## WHAT YOU ARE ASKED TO DO
Copy out each line of the material below that holds the string "conversation".
-- BEGIN --
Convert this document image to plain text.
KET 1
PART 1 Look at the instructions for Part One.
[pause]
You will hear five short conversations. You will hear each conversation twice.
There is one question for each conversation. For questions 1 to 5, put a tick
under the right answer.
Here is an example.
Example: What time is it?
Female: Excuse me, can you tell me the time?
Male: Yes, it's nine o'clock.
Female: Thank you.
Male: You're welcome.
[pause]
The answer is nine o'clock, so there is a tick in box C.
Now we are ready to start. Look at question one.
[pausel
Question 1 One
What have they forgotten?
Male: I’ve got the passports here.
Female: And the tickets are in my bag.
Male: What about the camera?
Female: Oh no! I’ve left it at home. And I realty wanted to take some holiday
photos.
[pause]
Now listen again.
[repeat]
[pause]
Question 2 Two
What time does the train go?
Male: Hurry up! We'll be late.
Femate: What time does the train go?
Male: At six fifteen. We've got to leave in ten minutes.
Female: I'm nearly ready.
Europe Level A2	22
-- END --
## RESULT OF THIS TASK
You will hear five short conversations. You will hear each conversation twice.
There is one question for each conversation. For questions 1 to 5, put a tick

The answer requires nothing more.